*Written instruction*. Every record must be repeated exactly, with no omission.

*Available data*.
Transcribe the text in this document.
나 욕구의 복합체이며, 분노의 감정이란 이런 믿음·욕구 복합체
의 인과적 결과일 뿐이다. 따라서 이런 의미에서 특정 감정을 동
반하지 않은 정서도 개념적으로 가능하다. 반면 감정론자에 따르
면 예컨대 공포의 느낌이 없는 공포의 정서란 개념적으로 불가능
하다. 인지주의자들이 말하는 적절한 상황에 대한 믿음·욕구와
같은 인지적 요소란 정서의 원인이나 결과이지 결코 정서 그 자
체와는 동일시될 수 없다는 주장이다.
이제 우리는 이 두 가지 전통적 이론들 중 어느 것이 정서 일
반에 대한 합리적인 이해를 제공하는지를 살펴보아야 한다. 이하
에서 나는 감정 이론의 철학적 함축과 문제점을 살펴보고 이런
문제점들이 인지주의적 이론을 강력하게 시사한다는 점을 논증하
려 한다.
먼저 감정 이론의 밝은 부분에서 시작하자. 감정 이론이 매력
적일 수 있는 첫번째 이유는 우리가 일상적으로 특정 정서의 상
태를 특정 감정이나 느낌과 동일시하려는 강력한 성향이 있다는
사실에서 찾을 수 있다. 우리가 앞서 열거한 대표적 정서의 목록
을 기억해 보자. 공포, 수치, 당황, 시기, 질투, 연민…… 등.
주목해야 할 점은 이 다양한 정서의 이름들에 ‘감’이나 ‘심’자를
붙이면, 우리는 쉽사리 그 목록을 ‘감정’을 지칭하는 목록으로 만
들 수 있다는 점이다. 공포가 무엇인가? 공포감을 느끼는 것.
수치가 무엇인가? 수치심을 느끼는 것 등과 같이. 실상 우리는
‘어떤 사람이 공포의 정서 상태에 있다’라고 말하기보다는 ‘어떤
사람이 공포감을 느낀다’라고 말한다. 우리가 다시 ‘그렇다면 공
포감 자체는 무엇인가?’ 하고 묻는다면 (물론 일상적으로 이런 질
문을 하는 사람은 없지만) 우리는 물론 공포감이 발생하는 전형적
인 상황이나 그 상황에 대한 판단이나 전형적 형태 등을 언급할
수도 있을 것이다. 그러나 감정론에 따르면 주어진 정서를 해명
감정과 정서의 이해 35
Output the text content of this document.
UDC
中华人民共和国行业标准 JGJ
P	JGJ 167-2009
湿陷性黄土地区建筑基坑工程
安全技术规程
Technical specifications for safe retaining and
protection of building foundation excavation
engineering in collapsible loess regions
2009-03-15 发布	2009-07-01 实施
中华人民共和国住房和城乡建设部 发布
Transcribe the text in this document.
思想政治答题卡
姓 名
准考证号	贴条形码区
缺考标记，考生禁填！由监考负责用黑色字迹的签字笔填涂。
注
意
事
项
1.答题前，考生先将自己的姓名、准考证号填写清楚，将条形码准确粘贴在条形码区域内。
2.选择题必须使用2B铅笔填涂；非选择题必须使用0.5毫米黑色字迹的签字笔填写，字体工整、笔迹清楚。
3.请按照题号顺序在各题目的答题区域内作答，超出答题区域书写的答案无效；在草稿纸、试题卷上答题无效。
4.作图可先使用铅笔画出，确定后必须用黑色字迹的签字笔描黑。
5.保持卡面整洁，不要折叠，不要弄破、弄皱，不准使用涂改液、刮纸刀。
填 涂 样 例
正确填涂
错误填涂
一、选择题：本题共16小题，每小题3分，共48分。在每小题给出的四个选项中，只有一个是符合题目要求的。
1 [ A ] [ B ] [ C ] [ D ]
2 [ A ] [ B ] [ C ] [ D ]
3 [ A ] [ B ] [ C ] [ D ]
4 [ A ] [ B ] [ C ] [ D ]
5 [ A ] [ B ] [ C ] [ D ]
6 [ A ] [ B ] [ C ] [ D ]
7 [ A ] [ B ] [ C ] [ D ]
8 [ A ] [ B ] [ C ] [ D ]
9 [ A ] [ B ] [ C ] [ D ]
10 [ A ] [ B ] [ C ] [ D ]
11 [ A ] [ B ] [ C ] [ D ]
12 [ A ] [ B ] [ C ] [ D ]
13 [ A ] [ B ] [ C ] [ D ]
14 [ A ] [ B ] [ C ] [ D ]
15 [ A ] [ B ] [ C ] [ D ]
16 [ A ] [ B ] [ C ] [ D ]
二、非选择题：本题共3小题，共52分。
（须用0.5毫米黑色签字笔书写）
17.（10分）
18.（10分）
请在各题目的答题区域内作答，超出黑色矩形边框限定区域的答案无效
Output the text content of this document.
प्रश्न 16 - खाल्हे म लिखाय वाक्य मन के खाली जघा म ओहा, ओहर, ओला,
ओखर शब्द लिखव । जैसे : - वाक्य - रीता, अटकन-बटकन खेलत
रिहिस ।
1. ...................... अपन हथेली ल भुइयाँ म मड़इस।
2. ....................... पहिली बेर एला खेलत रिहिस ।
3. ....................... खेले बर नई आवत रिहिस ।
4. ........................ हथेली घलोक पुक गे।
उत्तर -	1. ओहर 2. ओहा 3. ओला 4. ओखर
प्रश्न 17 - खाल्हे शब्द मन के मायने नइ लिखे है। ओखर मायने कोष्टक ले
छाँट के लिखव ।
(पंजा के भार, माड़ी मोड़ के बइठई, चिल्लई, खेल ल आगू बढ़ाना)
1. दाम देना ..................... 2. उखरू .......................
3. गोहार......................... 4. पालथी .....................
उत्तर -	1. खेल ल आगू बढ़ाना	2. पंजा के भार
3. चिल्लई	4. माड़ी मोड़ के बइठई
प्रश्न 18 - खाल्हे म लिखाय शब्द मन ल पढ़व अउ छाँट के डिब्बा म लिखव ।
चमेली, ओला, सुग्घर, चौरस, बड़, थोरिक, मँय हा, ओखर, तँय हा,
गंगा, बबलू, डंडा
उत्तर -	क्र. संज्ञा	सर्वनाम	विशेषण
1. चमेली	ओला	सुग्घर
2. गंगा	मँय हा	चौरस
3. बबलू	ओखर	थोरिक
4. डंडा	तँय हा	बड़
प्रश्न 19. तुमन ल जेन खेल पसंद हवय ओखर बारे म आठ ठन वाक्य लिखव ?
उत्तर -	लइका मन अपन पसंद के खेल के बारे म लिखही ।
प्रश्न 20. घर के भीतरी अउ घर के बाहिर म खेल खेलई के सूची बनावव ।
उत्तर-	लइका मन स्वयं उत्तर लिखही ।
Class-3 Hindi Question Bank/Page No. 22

*Solution*.
Transcribe the text in this document.
나 욕구의 복합체이며, 분노의 감정이란 이런 믿음·욕구 복합체
의 인과적 결과일 뿐이다. 따라서 이런 의미에서 특정 감정을 동
반하지 않은 정서도 개념적으로 가능하다. 반면 감정론자에 따르
면 예컨대 공포의 느낌이 없는 공포의 정서란 개념적으로 불가능
하다. 인지주의자들이 말하는 적절한 상황에 대한 믿음·욕구와
같은 인지적 요소란 정서의 원인이나 결과이지 결코 정서 그 자
체와는 동일시될 수 없다는 주장이다.
이제 우리는 이 두 가지 전통적 이론들 중 어느 것이 정서 일
반에 대한 합리적인 이해를 제공하는지를 살펴보아야 한다. 이하
에서 나는 감정 이론의 철학적 함축과 문제점을 살펴보고 이런
문제점들이 인지주의적 이론을 강력하게 시사한다는 점을 논증하
려 한다.
먼저 감정 이론의 밝은 부분에서 시작하자. 감정 이론이 매력
적일 수 있는 첫번째 이유는 우리가 일상적으로 특정 정서의 상
태를 특정 감정이나 느낌과 동일시하려는 강력한 성향이 있다는
사실에서 찾을 수 있다. 우리가 앞서 열거한 대표적 정서의 목록
을 기억해 보자. 공포, 수치, 당황, 시기, 질투, 연민…… 등.
주목해야 할 점은 이 다양한 정서의 이름들에 ‘감’이나 ‘심’자를
붙이면, 우리는 쉽사리 그 목록을 ‘감정’을 지칭하는 목록으로 만
들 수 있다는 점이다. 공포가 무엇인가? 공포감을 느끼는 것.
수치가 무엇인가? 수치심을 느끼는 것 등과 같이. 실상 우리는
‘어떤 사람이 공포의 정서 상태에 있다’라고 말하기보다는 ‘어떤
사람이 공포감을 느낀다’라고 말한다. 우리가 다시 ‘그렇다면 공
포감 자체는 무엇인가?’ 하고 묻는다면 (물론 일상적으로 이런 질
문을 하는 사람은 없지만) 우리는 물론 공포감이 발생하는 전형적
인 상황이나 그 상황에 대한 판단이나 전형적 형태 등을 언급할
수도 있을 것이다. 그러나 감정론에 따르면 주어진 정서를 해명
감정과 정서의 이해 35
Output the text content of this document.
UDC
中华人民共和国行业标准 JGJ
P	JGJ 167-2009
湿陷性黄土地区建筑基坑工程
安全技术规程
Technical specifications for safe retaining and
protection of building foundation excavation
engineering in collapsible loess regions
2009-03-15 发布	2009-07-01 实施
中华人民共和国住房和城乡建设部 发布
Transcribe the text in this document.
思想政治答题卡
姓 名
准考证号	贴条形码区
缺考标记，考生禁填！由监考负责用黑色字迹的签字笔填涂。
注
意
事
项
1.答题前，考生先将自己的姓名、准考证号填写清楚，将条形码准确粘贴在条形码区域内。
2.选择题必须使用2B铅笔填涂；非选择题必须使用0.5毫米黑色字迹的签字笔填写，字体工整、笔迹清楚。
3.请按照题号顺序在各题目的答题区域内作答，超出答题区域书写的答案无效；在草稿纸、试题卷上答题无效。
4.作图可先使用铅笔画出，确定后必须用黑色字迹的签字笔描黑。
5.保持卡面整洁，不要折叠，不要弄破、弄皱，不准使用涂改液、刮纸刀。
填 涂 样 例
正确填涂
错误填涂
一、选择题：本题共16小题，每小题3分，共48分。在每小题给出的四个选项中，只有一个是符合题目要求的。
1 [ A ] [ B ] [ C ] [ D ]
2 [ A ] [ B ] [ C ] [ D ]
3 [ A ] [ B ] [ C ] [ D ]
4 [ A ] [ B ] [ C ] [ D ]
5 [ A ] [ B ] [ C ] [ D ]
6 [ A ] [ B ] [ C ] [ D ]
7 [ A ] [ B ] [ C ] [ D ]
8 [ A ] [ B ] [ C ] [ D ]
9 [ A ] [ B ] [ C ] [ D ]
10 [ A ] [ B ] [ C ] [ D ]
11 [ A ] [ B ] [ C ] [ D ]
12 [ A ] [ B ] [ C ] [ D ]
13 [ A ] [ B ] [ C ] [ D ]
14 [ A ] [ B ] [ C ] [ D ]
15 [ A ] [ B ] [ C ] [ D ]
16 [ A ] [ B ] [ C ] [ D ]
二、非选择题：本题共3小题，共52分。
（须用0.5毫米黑色签字笔书写）
17.（10分）
18.（10分）
请在各题目的答题区域内作答，超出黑色矩形边框限定区域的答案无效
Output the text content of this document.
प्रश्न 16 - खाल्हे म लिखाय वाक्य मन के खाली जघा म ओहा, ओहर, ओला,
ओखर शब्द लिखव । जैसे : - वाक्य - रीता, अटकन-बटकन खेलत
रिहिस ।
1. ...................... अपन हथेली ल भुइयाँ म मड़इस।
2. ....................... पहिली बेर एला खेलत रिहिस ।
3. ....................... खेले बर नई आवत रिहिस ।
4. ........................ हथेली घलोक पुक गे।
उत्तर -	1. ओहर 2. ओहा 3. ओला 4. ओखर
प्रश्न 17 - खाल्हे शब्द मन के मायने नइ लिखे है। ओखर मायने कोष्टक ले
छाँट के लिखव ।
(पंजा के भार, माड़ी मोड़ के बइठई, चिल्लई, खेल ल आगू बढ़ाना)
1. दाम देना ..................... 2. उखरू .......................
3. गोहार......................... 4. पालथी .....................
उत्तर -	1. खेल ल आगू बढ़ाना	2. पंजा के भार
3. चिल्लई	4. माड़ी मोड़ के बइठई
प्रश्न 18 - खाल्हे म लिखाय शब्द मन ल पढ़व अउ छाँट के डिब्बा म लिखव ।
चमेली, ओला, सुग्घर, चौरस, बड़, थोरिक, मँय हा, ओखर, तँय हा,
गंगा, बबलू, डंडा
उत्तर -	क्र. संज्ञा	सर्वनाम	विशेषण
1. चमेली	ओला	सुग्घर
2. गंगा	मँय हा	चौरस
3. बबलू	ओखर	थोरिक
4. डंडा	तँय हा	बड़
प्रश्न 19. तुमन ल जेन खेल पसंद हवय ओखर बारे म आठ ठन वाक्य लिखव ?
उत्तर -	लइका मन अपन पसंद के खेल के बारे म लिखही ।
प्रश्न 20. घर के भीतरी अउ घर के बाहिर म खेल खेलई के सूची बनावव ।
उत्तर-	लइका मन स्वयं उत्तर लिखही ।
Class-3 Hindi Question Bank/Page No. 22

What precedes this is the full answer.